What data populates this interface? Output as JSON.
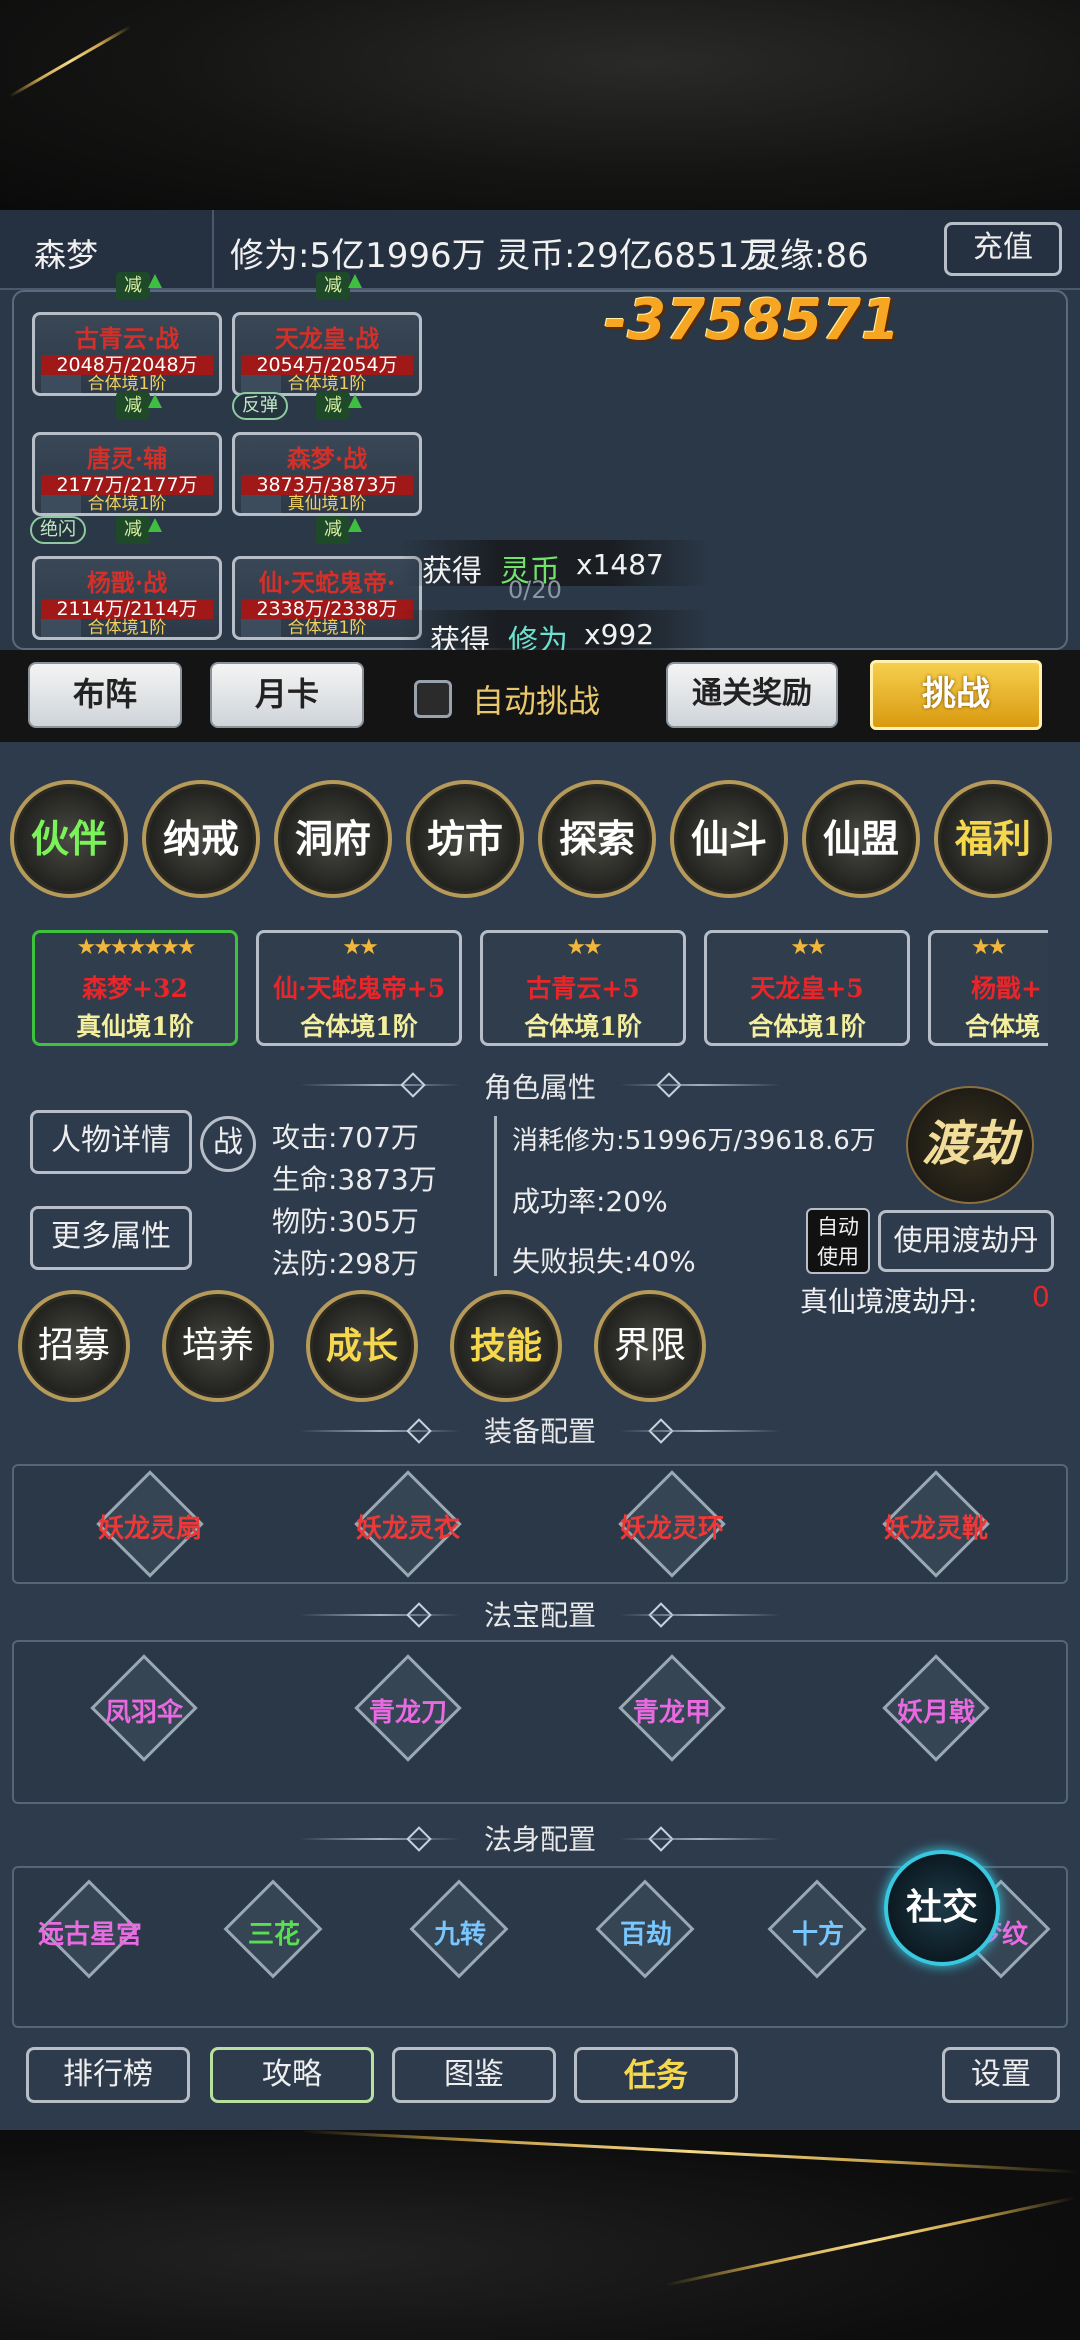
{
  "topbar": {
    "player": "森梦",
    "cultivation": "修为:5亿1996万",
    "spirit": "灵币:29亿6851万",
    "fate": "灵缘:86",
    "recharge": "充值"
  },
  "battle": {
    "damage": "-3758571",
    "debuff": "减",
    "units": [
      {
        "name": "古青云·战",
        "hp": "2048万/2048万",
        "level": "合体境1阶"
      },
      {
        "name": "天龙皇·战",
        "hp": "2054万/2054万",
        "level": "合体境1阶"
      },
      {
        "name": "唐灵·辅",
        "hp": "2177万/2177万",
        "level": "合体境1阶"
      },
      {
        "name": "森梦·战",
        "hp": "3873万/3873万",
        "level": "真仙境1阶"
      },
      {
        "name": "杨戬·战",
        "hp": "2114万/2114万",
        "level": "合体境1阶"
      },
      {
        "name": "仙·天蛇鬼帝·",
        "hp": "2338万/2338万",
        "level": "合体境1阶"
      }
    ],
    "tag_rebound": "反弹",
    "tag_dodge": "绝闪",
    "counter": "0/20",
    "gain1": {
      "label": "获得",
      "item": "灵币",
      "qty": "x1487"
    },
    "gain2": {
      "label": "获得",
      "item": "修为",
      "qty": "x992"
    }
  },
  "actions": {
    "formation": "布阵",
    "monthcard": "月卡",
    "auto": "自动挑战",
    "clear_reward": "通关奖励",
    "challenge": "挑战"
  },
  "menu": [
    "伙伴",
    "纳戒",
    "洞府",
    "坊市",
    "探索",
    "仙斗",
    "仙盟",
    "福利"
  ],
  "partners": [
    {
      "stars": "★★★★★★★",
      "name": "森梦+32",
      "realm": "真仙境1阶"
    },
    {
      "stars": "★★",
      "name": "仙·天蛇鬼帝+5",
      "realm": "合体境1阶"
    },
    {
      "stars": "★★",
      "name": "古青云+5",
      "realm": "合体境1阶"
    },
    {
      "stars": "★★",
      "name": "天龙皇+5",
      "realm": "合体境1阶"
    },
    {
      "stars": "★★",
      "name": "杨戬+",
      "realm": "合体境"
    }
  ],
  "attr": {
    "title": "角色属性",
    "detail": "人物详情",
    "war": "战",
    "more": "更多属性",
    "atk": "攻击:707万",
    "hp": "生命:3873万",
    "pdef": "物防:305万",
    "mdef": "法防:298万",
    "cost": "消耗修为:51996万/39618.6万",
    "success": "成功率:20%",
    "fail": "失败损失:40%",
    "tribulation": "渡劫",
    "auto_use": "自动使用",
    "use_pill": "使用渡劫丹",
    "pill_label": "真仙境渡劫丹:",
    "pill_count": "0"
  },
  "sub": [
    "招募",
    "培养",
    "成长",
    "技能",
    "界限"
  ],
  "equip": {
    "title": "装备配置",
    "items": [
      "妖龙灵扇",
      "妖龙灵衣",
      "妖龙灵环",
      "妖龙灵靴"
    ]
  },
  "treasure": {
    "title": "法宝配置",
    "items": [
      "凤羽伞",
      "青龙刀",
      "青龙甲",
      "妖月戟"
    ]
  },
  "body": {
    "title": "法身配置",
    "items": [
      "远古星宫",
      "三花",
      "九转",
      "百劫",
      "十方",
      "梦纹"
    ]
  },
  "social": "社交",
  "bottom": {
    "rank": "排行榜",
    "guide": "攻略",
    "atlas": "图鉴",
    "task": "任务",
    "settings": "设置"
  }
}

============================================================

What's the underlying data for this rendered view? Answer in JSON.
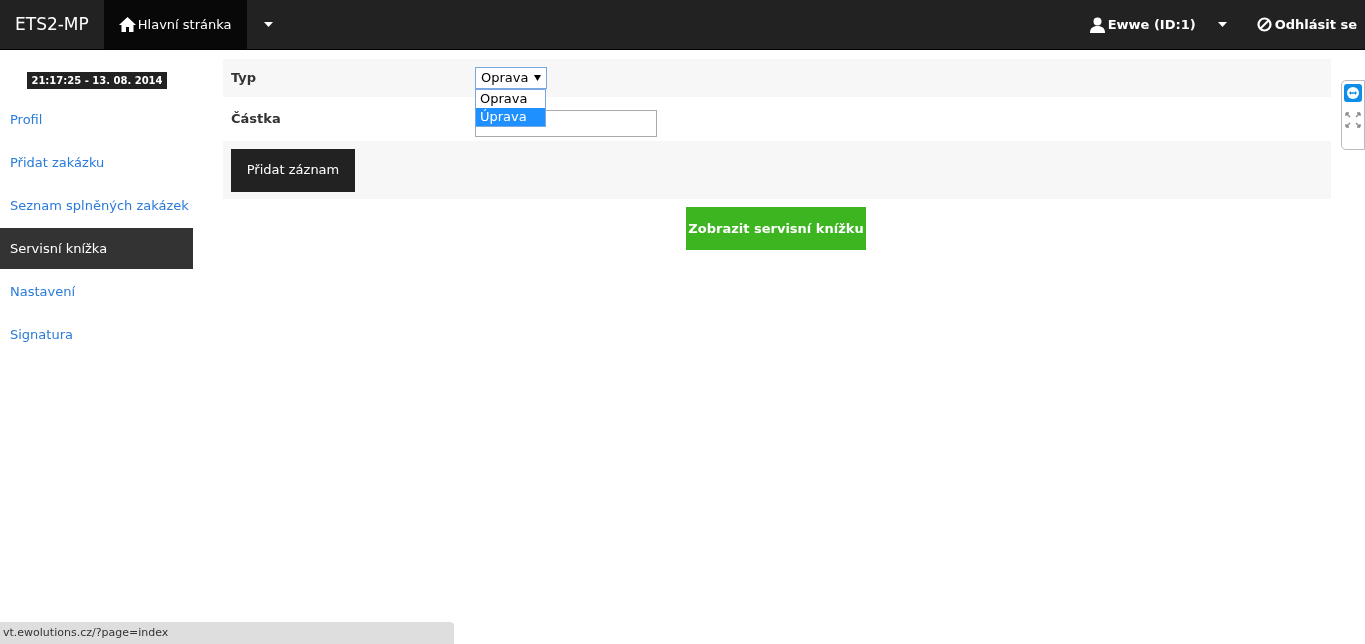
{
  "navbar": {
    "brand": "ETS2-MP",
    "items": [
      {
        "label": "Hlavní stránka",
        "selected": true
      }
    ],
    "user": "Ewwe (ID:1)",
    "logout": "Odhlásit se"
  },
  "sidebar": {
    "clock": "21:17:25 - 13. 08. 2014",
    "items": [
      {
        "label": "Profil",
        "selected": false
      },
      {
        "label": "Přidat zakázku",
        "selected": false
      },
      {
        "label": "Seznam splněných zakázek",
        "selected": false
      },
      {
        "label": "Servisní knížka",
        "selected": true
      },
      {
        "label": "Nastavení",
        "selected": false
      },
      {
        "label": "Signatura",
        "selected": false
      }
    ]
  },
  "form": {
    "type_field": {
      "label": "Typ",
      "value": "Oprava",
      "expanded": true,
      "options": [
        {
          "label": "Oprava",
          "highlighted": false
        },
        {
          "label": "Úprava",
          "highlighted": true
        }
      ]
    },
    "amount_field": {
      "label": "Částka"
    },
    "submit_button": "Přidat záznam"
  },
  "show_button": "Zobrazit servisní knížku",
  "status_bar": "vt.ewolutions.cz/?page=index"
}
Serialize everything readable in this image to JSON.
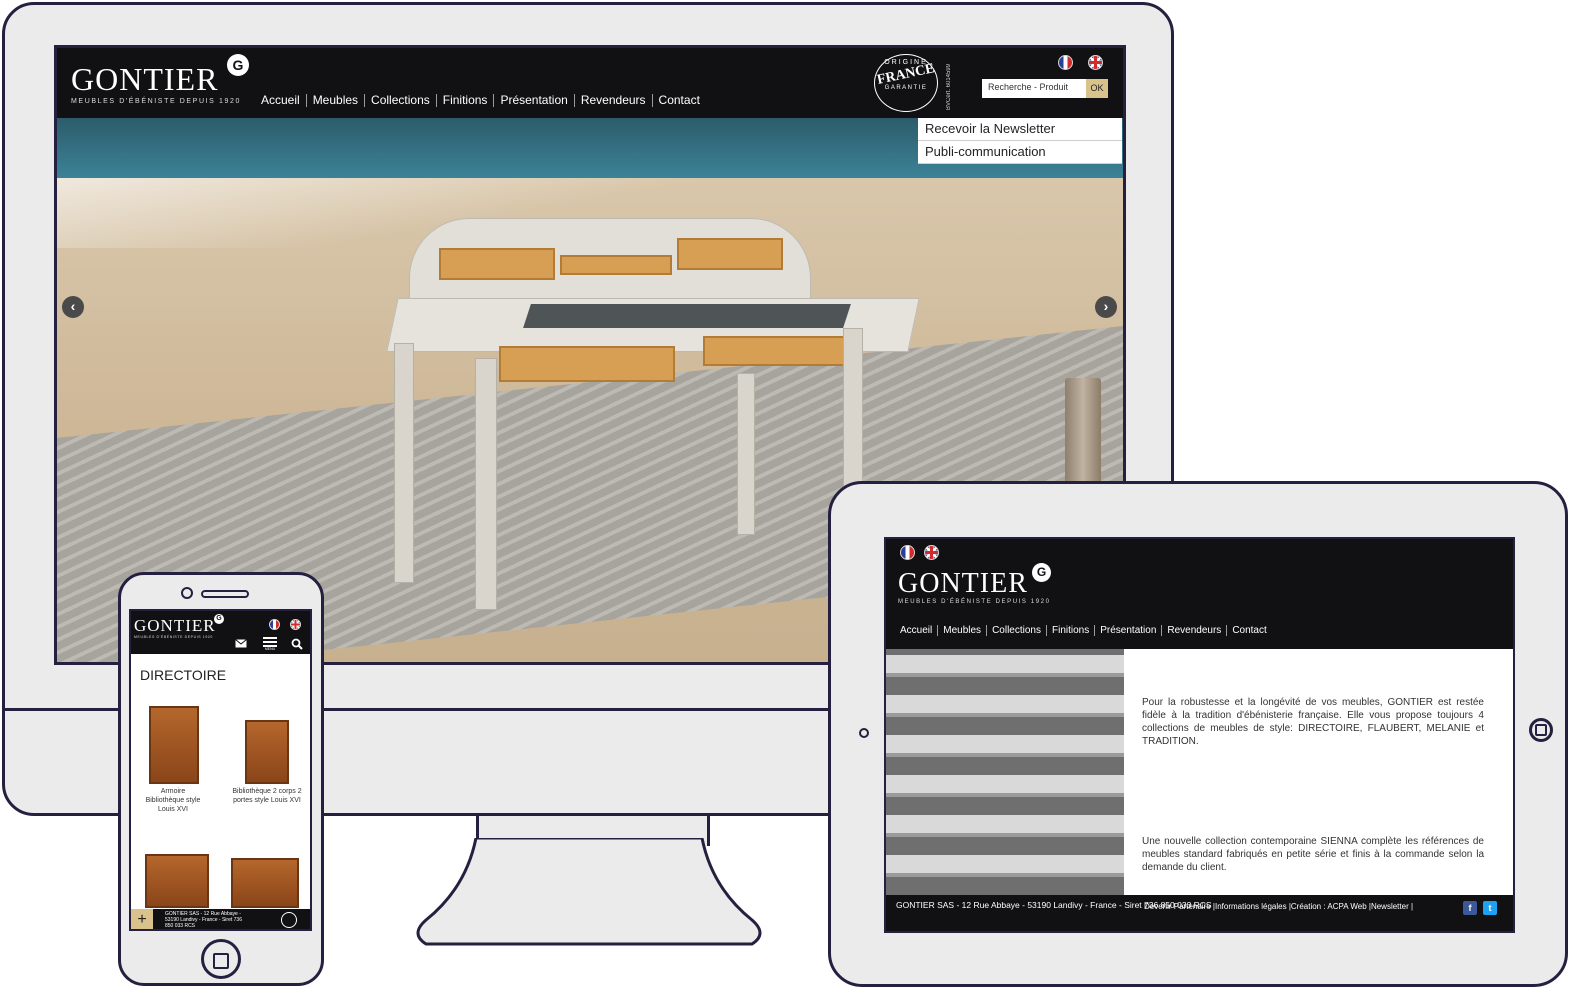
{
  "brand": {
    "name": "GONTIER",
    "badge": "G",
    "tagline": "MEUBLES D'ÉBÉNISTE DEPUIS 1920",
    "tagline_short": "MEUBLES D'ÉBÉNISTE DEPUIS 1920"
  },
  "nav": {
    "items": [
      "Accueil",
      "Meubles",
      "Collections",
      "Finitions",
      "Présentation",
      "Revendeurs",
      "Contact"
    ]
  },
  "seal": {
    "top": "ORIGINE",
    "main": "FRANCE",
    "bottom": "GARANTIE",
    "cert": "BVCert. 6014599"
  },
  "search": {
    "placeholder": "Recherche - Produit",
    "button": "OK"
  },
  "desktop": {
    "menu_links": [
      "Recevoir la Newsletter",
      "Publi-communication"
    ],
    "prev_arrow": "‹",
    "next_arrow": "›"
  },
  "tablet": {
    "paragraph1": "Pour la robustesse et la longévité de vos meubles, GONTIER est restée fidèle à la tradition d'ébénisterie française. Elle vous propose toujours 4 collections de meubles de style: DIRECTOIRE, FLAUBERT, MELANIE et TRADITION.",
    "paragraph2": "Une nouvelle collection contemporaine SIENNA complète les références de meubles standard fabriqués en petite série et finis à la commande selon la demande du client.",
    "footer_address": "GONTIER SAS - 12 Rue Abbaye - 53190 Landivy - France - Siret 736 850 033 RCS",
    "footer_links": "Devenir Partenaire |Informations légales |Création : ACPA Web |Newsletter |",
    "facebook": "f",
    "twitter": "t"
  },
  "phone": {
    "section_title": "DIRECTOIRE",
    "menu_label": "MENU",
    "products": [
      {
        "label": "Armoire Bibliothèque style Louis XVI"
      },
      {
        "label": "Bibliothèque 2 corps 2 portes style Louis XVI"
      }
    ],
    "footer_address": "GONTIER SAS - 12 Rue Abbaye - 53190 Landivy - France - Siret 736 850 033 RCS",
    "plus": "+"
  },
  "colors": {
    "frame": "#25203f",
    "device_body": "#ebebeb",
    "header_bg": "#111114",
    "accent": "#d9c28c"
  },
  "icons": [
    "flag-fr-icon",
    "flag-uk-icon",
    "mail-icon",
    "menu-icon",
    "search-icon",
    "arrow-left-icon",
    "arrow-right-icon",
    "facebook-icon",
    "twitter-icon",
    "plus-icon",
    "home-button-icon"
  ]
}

============================================================

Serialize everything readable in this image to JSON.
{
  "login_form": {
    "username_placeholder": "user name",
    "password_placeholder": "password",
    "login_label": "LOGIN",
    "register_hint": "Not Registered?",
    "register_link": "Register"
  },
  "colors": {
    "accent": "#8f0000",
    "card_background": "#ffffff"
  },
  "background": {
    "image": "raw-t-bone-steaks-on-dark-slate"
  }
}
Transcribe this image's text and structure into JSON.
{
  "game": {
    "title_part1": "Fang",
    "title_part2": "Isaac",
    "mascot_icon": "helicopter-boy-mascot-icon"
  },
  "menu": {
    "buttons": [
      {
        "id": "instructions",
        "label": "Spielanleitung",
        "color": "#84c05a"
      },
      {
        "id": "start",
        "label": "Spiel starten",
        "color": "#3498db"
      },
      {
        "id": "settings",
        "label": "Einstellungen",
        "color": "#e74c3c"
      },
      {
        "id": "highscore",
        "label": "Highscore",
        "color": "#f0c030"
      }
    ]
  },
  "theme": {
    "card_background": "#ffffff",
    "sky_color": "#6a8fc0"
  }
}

============================================================

Required work:
Show every line of the records above that contains the word "DIRECTOIRE".

Complete response:
    "paragraph1": "Pour la robustesse et la longévité de vos meubles, GONTIER est restée fidèle à la tradition d'ébénisterie française. Elle vous propose toujours 4 collections de meubles de style: DIRECTOIRE, FLAUBERT, MELANIE et TRADITION.",
    "section_title": "DIRECTOIRE",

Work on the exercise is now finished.